> [What to do]: Every record below is to be retyped exactly.

(Saved entries)
++++++++

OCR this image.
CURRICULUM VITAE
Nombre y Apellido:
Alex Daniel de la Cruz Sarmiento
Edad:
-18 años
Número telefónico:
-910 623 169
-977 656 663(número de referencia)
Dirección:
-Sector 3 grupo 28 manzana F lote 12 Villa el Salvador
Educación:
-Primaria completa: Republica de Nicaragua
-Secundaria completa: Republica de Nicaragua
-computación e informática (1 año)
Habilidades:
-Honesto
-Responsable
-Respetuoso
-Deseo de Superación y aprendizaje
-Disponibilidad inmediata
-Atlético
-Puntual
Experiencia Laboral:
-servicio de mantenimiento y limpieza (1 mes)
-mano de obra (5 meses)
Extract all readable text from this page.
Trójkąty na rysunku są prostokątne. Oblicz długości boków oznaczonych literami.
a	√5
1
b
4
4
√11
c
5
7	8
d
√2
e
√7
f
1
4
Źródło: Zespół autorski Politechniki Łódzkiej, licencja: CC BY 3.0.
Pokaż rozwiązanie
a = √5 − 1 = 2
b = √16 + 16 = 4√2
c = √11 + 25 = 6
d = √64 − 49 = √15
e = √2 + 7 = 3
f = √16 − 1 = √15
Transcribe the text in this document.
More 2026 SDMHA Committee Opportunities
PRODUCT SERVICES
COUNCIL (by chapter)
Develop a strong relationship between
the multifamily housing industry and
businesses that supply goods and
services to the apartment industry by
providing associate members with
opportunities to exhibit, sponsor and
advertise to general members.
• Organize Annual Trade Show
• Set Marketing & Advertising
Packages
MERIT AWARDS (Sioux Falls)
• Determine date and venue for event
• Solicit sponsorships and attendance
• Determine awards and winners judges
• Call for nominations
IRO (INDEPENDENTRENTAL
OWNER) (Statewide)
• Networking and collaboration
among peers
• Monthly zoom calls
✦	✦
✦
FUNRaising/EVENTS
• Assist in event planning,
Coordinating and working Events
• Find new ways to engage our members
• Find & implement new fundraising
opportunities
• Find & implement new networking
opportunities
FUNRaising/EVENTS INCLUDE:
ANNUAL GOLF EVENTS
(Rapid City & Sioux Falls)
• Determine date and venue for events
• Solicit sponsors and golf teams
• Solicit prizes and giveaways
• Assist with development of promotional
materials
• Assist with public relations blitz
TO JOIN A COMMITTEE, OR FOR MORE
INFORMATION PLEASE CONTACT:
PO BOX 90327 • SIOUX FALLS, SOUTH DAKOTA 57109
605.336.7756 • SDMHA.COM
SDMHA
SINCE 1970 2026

++++++++

> [Written solution]:
OCR this image.
CURRICULUM VITAE
Nombre y Apellido:
Alex Daniel de la Cruz Sarmiento
Edad:
-18 años
Número telefónico:
-910 623 169
-977 656 663(número de referencia)
Dirección:
-Sector 3 grupo 28 manzana F lote 12 Villa el Salvador
Educación:
-Primaria completa: Republica de Nicaragua
-Secundaria completa: Republica de Nicaragua
-computación e informática (1 año)
Habilidades:
-Honesto
-Responsable
-Respetuoso
-Deseo de Superación y aprendizaje
-Disponibilidad inmediata
-Atlético
-Puntual
Experiencia Laboral:
-servicio de mantenimiento y limpieza (1 mes)
-mano de obra (5 meses)
Extract all readable text from this page.
Trójkąty na rysunku są prostokątne. Oblicz długości boków oznaczonych literami.
a	√5
1
b
4
4
√11
c
5
7	8
d
√2
e
√7
f
1
4
Źródło: Zespół autorski Politechniki Łódzkiej, licencja: CC BY 3.0.
Pokaż rozwiązanie
a = √5 − 1 = 2
b = √16 + 16 = 4√2
c = √11 + 25 = 6
d = √64 − 49 = √15
e = √2 + 7 = 3
f = √16 − 1 = √15
Transcribe the text in this document.
More 2026 SDMHA Committee Opportunities
PRODUCT SERVICES
COUNCIL (by chapter)
Develop a strong relationship between
the multifamily housing industry and
businesses that supply goods and
services to the apartment industry by
providing associate members with
opportunities to exhibit, sponsor and
advertise to general members.
• Organize Annual Trade Show
• Set Marketing & Advertising
Packages
MERIT AWARDS (Sioux Falls)
• Determine date and venue for event
• Solicit sponsorships and attendance
• Determine awards and winners judges
• Call for nominations
IRO (INDEPENDENTRENTAL
OWNER) (Statewide)
• Networking and collaboration
among peers
• Monthly zoom calls
✦	✦
✦
FUNRaising/EVENTS
• Assist in event planning,
Coordinating and working Events
• Find new ways to engage our members
• Find & implement new fundraising
opportunities
• Find & implement new networking
opportunities
FUNRaising/EVENTS INCLUDE:
ANNUAL GOLF EVENTS
(Rapid City & Sioux Falls)
• Determine date and venue for events
• Solicit sponsors and golf teams
• Solicit prizes and giveaways
• Assist with development of promotional
materials
• Assist with public relations blitz
TO JOIN A COMMITTEE, OR FOR MORE
INFORMATION PLEASE CONTACT:
PO BOX 90327 • SIOUX FALLS, SOUTH DAKOTA 57109
605.336.7756 • SDMHA.COM
SDMHA
SINCE 1970 2026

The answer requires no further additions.